*Exercise goal*: Echo back, word for word, every line from the start of the lines through the one holding "bar-segment-1969 [1268,324,1399,442]", with that line included.

*Data shown*:

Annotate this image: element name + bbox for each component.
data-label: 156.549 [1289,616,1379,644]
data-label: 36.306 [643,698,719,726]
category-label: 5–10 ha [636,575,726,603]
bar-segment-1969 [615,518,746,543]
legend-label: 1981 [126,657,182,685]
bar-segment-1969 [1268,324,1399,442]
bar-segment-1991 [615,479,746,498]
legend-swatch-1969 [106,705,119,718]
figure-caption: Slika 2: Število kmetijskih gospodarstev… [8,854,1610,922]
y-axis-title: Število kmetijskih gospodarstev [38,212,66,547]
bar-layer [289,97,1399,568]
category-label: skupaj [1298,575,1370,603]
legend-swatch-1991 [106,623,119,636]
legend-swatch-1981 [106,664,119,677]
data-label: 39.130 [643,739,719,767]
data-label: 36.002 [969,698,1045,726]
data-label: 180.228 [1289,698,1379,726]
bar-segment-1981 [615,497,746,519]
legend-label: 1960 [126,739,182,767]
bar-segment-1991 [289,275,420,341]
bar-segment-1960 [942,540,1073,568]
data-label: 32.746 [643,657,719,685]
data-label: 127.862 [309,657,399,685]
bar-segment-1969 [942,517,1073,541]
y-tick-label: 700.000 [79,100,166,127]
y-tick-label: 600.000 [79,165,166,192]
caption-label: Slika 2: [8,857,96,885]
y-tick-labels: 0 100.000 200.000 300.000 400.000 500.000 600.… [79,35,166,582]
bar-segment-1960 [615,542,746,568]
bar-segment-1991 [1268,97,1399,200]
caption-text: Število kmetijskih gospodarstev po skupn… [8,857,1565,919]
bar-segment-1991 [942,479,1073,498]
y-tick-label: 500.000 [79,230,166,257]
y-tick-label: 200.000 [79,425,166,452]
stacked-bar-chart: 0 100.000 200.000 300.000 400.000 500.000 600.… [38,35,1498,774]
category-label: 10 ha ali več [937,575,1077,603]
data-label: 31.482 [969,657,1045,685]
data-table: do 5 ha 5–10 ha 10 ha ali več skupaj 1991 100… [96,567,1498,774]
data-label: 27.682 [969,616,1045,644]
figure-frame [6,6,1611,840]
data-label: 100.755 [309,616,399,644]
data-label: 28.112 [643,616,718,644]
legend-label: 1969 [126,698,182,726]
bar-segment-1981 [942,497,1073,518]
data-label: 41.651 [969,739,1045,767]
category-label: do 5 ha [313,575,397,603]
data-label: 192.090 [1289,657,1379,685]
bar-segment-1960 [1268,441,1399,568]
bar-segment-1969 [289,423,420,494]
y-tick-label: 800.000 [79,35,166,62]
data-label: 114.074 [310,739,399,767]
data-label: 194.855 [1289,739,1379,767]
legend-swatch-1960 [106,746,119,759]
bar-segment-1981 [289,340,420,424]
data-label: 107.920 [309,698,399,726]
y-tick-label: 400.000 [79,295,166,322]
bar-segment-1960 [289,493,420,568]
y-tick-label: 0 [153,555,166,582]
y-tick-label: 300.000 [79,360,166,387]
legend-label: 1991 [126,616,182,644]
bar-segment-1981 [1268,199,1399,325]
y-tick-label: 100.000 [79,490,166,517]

*Full solution*:
Annotate this image: element name + bbox for each component.
data-label: 156.549 [1289,616,1379,644]
data-label: 36.306 [643,698,719,726]
category-label: 5–10 ha [636,575,726,603]
bar-segment-1969 [615,518,746,543]
legend-label: 1981 [126,657,182,685]
bar-segment-1969 [1268,324,1399,442]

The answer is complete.